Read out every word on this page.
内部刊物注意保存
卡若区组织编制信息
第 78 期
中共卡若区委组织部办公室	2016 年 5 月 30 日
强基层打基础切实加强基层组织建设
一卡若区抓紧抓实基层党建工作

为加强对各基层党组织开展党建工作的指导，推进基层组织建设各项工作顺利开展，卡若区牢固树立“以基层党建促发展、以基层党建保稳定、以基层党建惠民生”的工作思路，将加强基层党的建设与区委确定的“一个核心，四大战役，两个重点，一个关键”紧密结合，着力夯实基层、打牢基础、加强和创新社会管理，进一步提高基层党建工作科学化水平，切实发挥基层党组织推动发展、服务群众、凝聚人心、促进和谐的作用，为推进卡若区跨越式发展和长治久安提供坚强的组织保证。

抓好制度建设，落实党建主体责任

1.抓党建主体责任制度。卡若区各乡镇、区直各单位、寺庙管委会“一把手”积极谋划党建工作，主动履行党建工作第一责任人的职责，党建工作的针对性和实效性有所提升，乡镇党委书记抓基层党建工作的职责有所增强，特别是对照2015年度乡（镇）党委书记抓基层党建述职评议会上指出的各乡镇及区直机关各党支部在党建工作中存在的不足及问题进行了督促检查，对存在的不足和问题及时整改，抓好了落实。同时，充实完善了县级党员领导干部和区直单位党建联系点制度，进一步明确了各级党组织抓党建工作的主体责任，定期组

------------------------------------------------

Required work:
Repeat all of the records above exactly as they appear.

Full response:
Read out every word on this page.
内部刊物注意保存
卡若区组织编制信息
第 78 期
中共卡若区委组织部办公室	2016 年 5 月 30 日
强基层打基础切实加强基层组织建设
一卡若区抓紧抓实基层党建工作

为加强对各基层党组织开展党建工作的指导，推进基层组织建设各项工作顺利开展，卡若区牢固树立“以基层党建促发展、以基层党建保稳定、以基层党建惠民生”的工作思路，将加强基层党的建设与区委确定的“一个核心，四大战役，两个重点，一个关键”紧密结合，着力夯实基层、打牢基础、加强和创新社会管理，进一步提高基层党建工作科学化水平，切实发挥基层党组织推动发展、服务群众、凝聚人心、促进和谐的作用，为推进卡若区跨越式发展和长治久安提供坚强的组织保证。

抓好制度建设，落实党建主体责任

1.抓党建主体责任制度。卡若区各乡镇、区直各单位、寺庙管委会“一把手”积极谋划党建工作，主动履行党建工作第一责任人的职责，党建工作的针对性和实效性有所提升，乡镇党委书记抓基层党建工作的职责有所增强，特别是对照2015年度乡（镇）党委书记抓基层党建述职评议会上指出的各乡镇及区直机关各党支部在党建工作中存在的不足及问题进行了督促检查，对存在的不足和问题及时整改，抓好了落实。同时，充实完善了县级党员领导干部和区直单位党建联系点制度，进一步明确了各级党组织抓党建工作的主体责任，定期组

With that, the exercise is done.